- _Objectives_:
1 - Retype a passage of the chairman's message word for word, beginning at the words "This electronic format" and stopping after the words "developers (and planners).".
2 - According to the chairman's message, how many new community projects did the Sustainable Development Fund support this year?

Start Excerpt provided

From the Chairman
Welcome to the 2010-11 Annual Review for the North Pennines AONB Partnership Staff Unit.
This electronic format is a departure from our usual printed version, but we hope you find it easy to read and to navigate. In this brief summary we don't attempt to show everything the team has done - instead we present a summary of achievements, a snapshot of the activities that have been carried out this year with the support of a wide range of partners.
2010-11 saw completion of our new Planning Guidelines and our Building Design Guidance documents, after extensive consultations. Such documents take a lot of effort to produce, but they are already proving their value by providing real practical help to developers (and planners).
Conservation work
Peatlands and hay meadows continue to benefit from our Peatscapes and Hay Time projects and the practical, on the ground, conservation work we are doing. Once again we have had a major focus on using our geological heritage to support sustainable development, through our successful children's clubs, our Geology Festival and new interpretation projects of many kinds. I'm especially pleased with the wonderful film-making project we did with Class 9S of Wolsingham School and Community College.
Living North Pennines
Our Heritage Lottery Fund Landscape Partnership Scheme, 'Living North Pennines', has continued to make a huge impact, consolidating buildings and structures, creating new woodlands, conserving species and encouraging enjoyment and understanding of the countryside through events and activities of all kinds.
Sustainable Development Fund
Our Sustainable Development Fund supported 19 new community projects this year, from renewables to tourism projects to educational projects and more. This was also a year when the number of people on our volunteers database passed 400, with 300 people signed up to our Altogether Archaeology. We've also been behind the launch of the new charity The Friends of the North Pennines.
Quality partnerships
Though the work in this review is initiated and led by the Staff Unit, much of it is only possible through the good relations we have built up with those who own and manage the land. We are proud of these relationships, which can be summed up for me in the words of one local farmer who said, "The AONB always takes the time to listen to us". We are also indebted to Natural England and our local authority partners, as well as other partners and supporters such as English Heritage who have trusted us to keep delivering the highest quality projects.

End Excerpt provided
Start Source material

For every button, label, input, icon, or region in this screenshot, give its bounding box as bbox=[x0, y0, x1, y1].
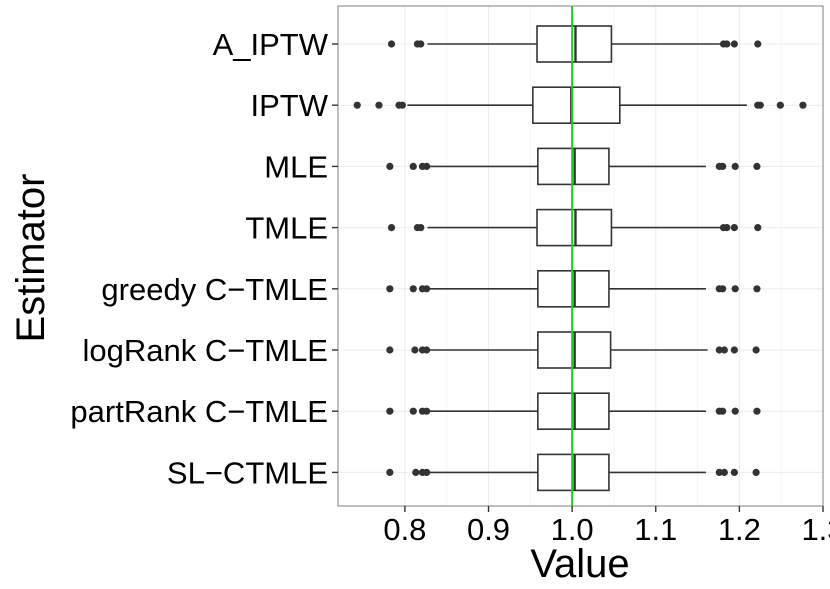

End Source material

- _Answers below_:
1 -
This electronic format is a departure from our usual printed version, but we hope you find it easy to read and to navigate. In this brief summary we don't attempt to show everything the team has done - instead we present a summary of achievements, a snapshot of the activities that have been carried out this year with the support of a wide range of partners.
2010-11 saw completion of our new Planning Guidelines and our Building Design Guidance documents, after extensive consultations. Such documents take a lot of effort to produce, but they are already proving their value by providing real practical help to developers (and planners).

2 - 19